- **What you need to do**: Copy nothing but the text: repeat each entry exactly and drop the images.

[Data tied to figure images]
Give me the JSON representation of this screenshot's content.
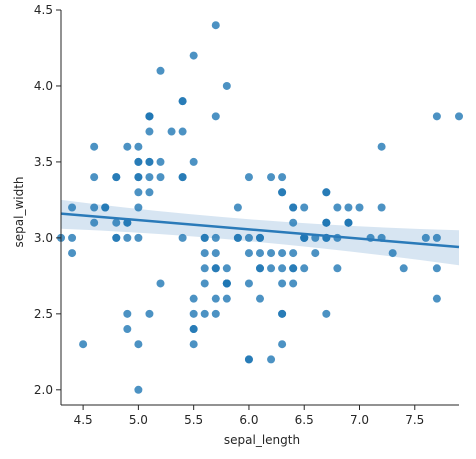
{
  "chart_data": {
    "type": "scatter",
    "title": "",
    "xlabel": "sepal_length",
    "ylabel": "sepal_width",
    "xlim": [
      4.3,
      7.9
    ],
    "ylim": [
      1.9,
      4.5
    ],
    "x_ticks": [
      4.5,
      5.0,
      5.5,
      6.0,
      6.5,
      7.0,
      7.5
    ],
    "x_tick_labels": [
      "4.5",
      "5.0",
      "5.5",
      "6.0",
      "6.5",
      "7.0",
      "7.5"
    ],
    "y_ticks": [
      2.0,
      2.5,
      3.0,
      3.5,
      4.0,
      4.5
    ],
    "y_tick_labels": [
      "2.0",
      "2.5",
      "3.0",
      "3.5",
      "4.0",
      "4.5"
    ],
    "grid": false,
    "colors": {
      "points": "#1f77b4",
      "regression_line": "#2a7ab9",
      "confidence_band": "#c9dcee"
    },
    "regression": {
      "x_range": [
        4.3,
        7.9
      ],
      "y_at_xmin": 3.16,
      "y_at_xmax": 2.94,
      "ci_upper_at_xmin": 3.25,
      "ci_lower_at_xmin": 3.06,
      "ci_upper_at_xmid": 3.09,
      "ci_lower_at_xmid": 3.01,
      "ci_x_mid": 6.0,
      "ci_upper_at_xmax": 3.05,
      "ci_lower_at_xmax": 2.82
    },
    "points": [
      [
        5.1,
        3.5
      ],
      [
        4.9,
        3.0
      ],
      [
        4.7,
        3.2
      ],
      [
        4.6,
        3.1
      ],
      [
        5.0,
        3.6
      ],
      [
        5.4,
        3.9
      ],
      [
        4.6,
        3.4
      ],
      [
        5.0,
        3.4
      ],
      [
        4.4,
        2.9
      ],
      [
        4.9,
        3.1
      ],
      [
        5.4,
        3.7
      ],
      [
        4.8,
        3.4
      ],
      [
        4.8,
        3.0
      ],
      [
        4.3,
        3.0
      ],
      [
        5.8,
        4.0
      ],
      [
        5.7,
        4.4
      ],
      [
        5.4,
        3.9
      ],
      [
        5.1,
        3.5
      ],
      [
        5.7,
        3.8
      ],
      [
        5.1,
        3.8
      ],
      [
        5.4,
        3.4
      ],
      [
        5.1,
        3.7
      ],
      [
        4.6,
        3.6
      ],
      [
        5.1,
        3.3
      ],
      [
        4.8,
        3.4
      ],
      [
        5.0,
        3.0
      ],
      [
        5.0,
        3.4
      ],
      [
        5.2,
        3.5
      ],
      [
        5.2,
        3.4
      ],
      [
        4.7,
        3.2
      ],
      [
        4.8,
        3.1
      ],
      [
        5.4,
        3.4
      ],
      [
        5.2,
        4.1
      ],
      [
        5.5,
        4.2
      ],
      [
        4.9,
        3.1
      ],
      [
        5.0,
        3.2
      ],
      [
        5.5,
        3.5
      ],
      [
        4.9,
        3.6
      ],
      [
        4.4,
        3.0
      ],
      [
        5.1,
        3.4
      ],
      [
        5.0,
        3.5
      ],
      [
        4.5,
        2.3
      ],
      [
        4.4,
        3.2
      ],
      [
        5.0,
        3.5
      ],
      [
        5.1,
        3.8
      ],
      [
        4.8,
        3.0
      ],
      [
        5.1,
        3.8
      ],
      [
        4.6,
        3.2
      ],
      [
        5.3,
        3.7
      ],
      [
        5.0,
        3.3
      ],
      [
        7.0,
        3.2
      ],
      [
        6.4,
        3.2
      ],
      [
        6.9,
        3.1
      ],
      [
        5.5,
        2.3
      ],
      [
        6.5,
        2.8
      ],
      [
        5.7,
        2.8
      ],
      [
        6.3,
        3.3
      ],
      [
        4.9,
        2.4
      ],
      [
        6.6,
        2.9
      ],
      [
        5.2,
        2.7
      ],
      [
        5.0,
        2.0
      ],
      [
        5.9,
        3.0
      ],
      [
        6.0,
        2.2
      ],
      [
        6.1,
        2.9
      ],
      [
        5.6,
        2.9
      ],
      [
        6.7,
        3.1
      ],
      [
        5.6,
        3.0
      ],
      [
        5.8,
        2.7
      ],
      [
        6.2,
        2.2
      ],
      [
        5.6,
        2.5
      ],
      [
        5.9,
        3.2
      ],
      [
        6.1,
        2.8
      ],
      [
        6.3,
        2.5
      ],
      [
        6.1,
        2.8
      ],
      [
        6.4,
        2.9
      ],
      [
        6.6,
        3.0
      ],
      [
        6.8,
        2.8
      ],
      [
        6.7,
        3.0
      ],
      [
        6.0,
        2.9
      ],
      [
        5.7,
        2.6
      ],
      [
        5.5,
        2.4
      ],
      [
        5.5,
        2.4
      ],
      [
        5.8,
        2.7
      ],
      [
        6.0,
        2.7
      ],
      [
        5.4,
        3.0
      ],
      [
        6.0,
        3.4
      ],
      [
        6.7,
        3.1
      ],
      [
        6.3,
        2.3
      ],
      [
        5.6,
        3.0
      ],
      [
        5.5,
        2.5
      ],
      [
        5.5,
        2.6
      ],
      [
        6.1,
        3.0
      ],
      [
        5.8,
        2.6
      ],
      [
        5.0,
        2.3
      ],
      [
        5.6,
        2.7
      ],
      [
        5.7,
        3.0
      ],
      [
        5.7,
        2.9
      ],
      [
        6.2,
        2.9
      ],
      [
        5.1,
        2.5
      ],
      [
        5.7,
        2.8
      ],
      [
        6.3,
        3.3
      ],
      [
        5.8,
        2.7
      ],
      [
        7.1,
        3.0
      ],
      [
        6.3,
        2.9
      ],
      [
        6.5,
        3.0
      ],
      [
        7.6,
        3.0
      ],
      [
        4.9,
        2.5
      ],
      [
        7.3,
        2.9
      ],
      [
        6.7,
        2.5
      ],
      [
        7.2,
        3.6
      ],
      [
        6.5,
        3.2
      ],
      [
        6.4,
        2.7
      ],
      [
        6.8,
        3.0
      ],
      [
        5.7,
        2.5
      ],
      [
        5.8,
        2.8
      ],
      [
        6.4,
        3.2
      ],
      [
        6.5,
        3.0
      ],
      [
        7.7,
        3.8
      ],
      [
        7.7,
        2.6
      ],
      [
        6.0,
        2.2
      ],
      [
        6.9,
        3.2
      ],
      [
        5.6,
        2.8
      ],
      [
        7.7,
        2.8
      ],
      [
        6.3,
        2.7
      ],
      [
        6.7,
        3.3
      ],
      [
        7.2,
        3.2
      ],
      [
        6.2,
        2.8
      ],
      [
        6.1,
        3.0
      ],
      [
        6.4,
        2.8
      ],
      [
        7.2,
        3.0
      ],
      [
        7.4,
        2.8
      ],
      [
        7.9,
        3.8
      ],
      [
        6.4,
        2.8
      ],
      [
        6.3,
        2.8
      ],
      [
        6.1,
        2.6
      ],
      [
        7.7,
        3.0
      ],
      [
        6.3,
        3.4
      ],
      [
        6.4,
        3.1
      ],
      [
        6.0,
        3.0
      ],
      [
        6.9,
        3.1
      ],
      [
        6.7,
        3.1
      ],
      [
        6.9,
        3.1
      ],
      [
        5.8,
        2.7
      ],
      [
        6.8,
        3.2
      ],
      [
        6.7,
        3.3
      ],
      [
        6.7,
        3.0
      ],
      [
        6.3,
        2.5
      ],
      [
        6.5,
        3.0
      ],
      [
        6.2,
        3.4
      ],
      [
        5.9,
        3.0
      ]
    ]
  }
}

- **Solved problem**:
Give me the JSON representation of this screenshot's content.
{
  "chart_data": {
    "type": "scatter",
    "title": "",
    "xlabel": "sepal_length",
    "ylabel": "sepal_width",
    "xlim": [
      4.3,
      7.9
    ],
    "ylim": [
      1.9,
      4.5
    ],
    "x_ticks": [
      4.5,
      5.0,
      5.5,
      6.0,
      6.5,
      7.0,
      7.5
    ],
    "x_tick_labels": [
      "4.5",
      "5.0",
      "5.5",
      "6.0",
      "6.5",
      "7.0",
      "7.5"
    ],
    "y_ticks": [
      2.0,
      2.5,
      3.0,
      3.5,
      4.0,
      4.5
    ],
    "y_tick_labels": [
      "2.0",
      "2.5",
      "3.0",
      "3.5",
      "4.0",
      "4.5"
    ],
    "grid": false,
    "colors": {
      "points": "#1f77b4",
      "regression_line": "#2a7ab9",
      "confidence_band": "#c9dcee"
    },
    "regression": {
      "x_range": [
        4.3,
        7.9
      ],
      "y_at_xmin": 3.16,
      "y_at_xmax": 2.94,
      "ci_upper_at_xmin": 3.25,
      "ci_lower_at_xmin": 3.06,
      "ci_upper_at_xmid": 3.09,
      "ci_lower_at_xmid": 3.01,
      "ci_x_mid": 6.0,
      "ci_upper_at_xmax": 3.05,
      "ci_lower_at_xmax": 2.82
    },
    "points": [
      [
        5.1,
        3.5
      ],
      [
        4.9,
        3.0
      ],
      [
        4.7,
        3.2
      ],
      [
        4.6,
        3.1
      ],
      [
        5.0,
        3.6
      ],
      [
        5.4,
        3.9
      ],
      [
        4.6,
        3.4
      ],
      [
        5.0,
        3.4
      ],
      [
        4.4,
        2.9
      ],
      [
        4.9,
        3.1
      ],
      [
        5.4,
        3.7
      ],
      [
        4.8,
        3.4
      ],
      [
        4.8,
        3.0
      ],
      [
        4.3,
        3.0
      ],
      [
        5.8,
        4.0
      ],
      [
        5.7,
        4.4
      ],
      [
        5.4,
        3.9
      ],
      [
        5.1,
        3.5
      ],
      [
        5.7,
        3.8
      ],
      [
        5.1,
        3.8
      ],
      [
        5.4,
        3.4
      ],
      [
        5.1,
        3.7
      ],
      [
        4.6,
        3.6
      ],
      [
        5.1,
        3.3
      ],
      [
        4.8,
        3.4
      ],
      [
        5.0,
        3.0
      ],
      [
        5.0,
        3.4
      ],
      [
        5.2,
        3.5
      ],
      [
        5.2,
        3.4
      ],
      [
        4.7,
        3.2
      ],
      [
        4.8,
        3.1
      ],
      [
        5.4,
        3.4
      ],
      [
        5.2,
        4.1
      ],
      [
        5.5,
        4.2
      ],
      [
        4.9,
        3.1
      ],
      [
        5.0,
        3.2
      ],
      [
        5.5,
        3.5
      ],
      [
        4.9,
        3.6
      ],
      [
        4.4,
        3.0
      ],
      [
        5.1,
        3.4
      ],
      [
        5.0,
        3.5
      ],
      [
        4.5,
        2.3
      ],
      [
        4.4,
        3.2
      ],
      [
        5.0,
        3.5
      ],
      [
        5.1,
        3.8
      ],
      [
        4.8,
        3.0
      ],
      [
        5.1,
        3.8
      ],
      [
        4.6,
        3.2
      ],
      [
        5.3,
        3.7
      ],
      [
        5.0,
        3.3
      ],
      [
        7.0,
        3.2
      ],
      [
        6.4,
        3.2
      ],
      [
        6.9,
        3.1
      ],
      [
        5.5,
        2.3
      ],
      [
        6.5,
        2.8
      ],
      [
        5.7,
        2.8
      ],
      [
        6.3,
        3.3
      ],
      [
        4.9,
        2.4
      ],
      [
        6.6,
        2.9
      ],
      [
        5.2,
        2.7
      ],
      [
        5.0,
        2.0
      ],
      [
        5.9,
        3.0
      ],
      [
        6.0,
        2.2
      ],
      [
        6.1,
        2.9
      ],
      [
        5.6,
        2.9
      ],
      [
        6.7,
        3.1
      ],
      [
        5.6,
        3.0
      ],
      [
        5.8,
        2.7
      ],
      [
        6.2,
        2.2
      ],
      [
        5.6,
        2.5
      ],
      [
        5.9,
        3.2
      ],
      [
        6.1,
        2.8
      ],
      [
        6.3,
        2.5
      ],
      [
        6.1,
        2.8
      ],
      [
        6.4,
        2.9
      ],
      [
        6.6,
        3.0
      ],
      [
        6.8,
        2.8
      ],
      [
        6.7,
        3.0
      ],
      [
        6.0,
        2.9
      ],
      [
        5.7,
        2.6
      ],
      [
        5.5,
        2.4
      ],
      [
        5.5,
        2.4
      ],
      [
        5.8,
        2.7
      ],
      [
        6.0,
        2.7
      ],
      [
        5.4,
        3.0
      ],
      [
        6.0,
        3.4
      ],
      [
        6.7,
        3.1
      ],
      [
        6.3,
        2.3
      ],
      [
        5.6,
        3.0
      ],
      [
        5.5,
        2.5
      ],
      [
        5.5,
        2.6
      ],
      [
        6.1,
        3.0
      ],
      [
        5.8,
        2.6
      ],
      [
        5.0,
        2.3
      ],
      [
        5.6,
        2.7
      ],
      [
        5.7,
        3.0
      ],
      [
        5.7,
        2.9
      ],
      [
        6.2,
        2.9
      ],
      [
        5.1,
        2.5
      ],
      [
        5.7,
        2.8
      ],
      [
        6.3,
        3.3
      ],
      [
        5.8,
        2.7
      ],
      [
        7.1,
        3.0
      ],
      [
        6.3,
        2.9
      ],
      [
        6.5,
        3.0
      ],
      [
        7.6,
        3.0
      ],
      [
        4.9,
        2.5
      ],
      [
        7.3,
        2.9
      ],
      [
        6.7,
        2.5
      ],
      [
        7.2,
        3.6
      ],
      [
        6.5,
        3.2
      ],
      [
        6.4,
        2.7
      ],
      [
        6.8,
        3.0
      ],
      [
        5.7,
        2.5
      ],
      [
        5.8,
        2.8
      ],
      [
        6.4,
        3.2
      ],
      [
        6.5,
        3.0
      ],
      [
        7.7,
        3.8
      ],
      [
        7.7,
        2.6
      ],
      [
        6.0,
        2.2
      ],
      [
        6.9,
        3.2
      ],
      [
        5.6,
        2.8
      ],
      [
        7.7,
        2.8
      ],
      [
        6.3,
        2.7
      ],
      [
        6.7,
        3.3
      ],
      [
        7.2,
        3.2
      ],
      [
        6.2,
        2.8
      ],
      [
        6.1,
        3.0
      ],
      [
        6.4,
        2.8
      ],
      [
        7.2,
        3.0
      ],
      [
        7.4,
        2.8
      ],
      [
        7.9,
        3.8
      ],
      [
        6.4,
        2.8
      ],
      [
        6.3,
        2.8
      ],
      [
        6.1,
        2.6
      ],
      [
        7.7,
        3.0
      ],
      [
        6.3,
        3.4
      ],
      [
        6.4,
        3.1
      ],
      [
        6.0,
        3.0
      ],
      [
        6.9,
        3.1
      ],
      [
        6.7,
        3.1
      ],
      [
        6.9,
        3.1
      ],
      [
        5.8,
        2.7
      ],
      [
        6.8,
        3.2
      ],
      [
        6.7,
        3.3
      ],
      [
        6.7,
        3.0
      ],
      [
        6.3,
        2.5
      ],
      [
        6.5,
        3.0
      ],
      [
        6.2,
        3.4
      ],
      [
        5.9,
        3.0
      ]
    ]
  }
}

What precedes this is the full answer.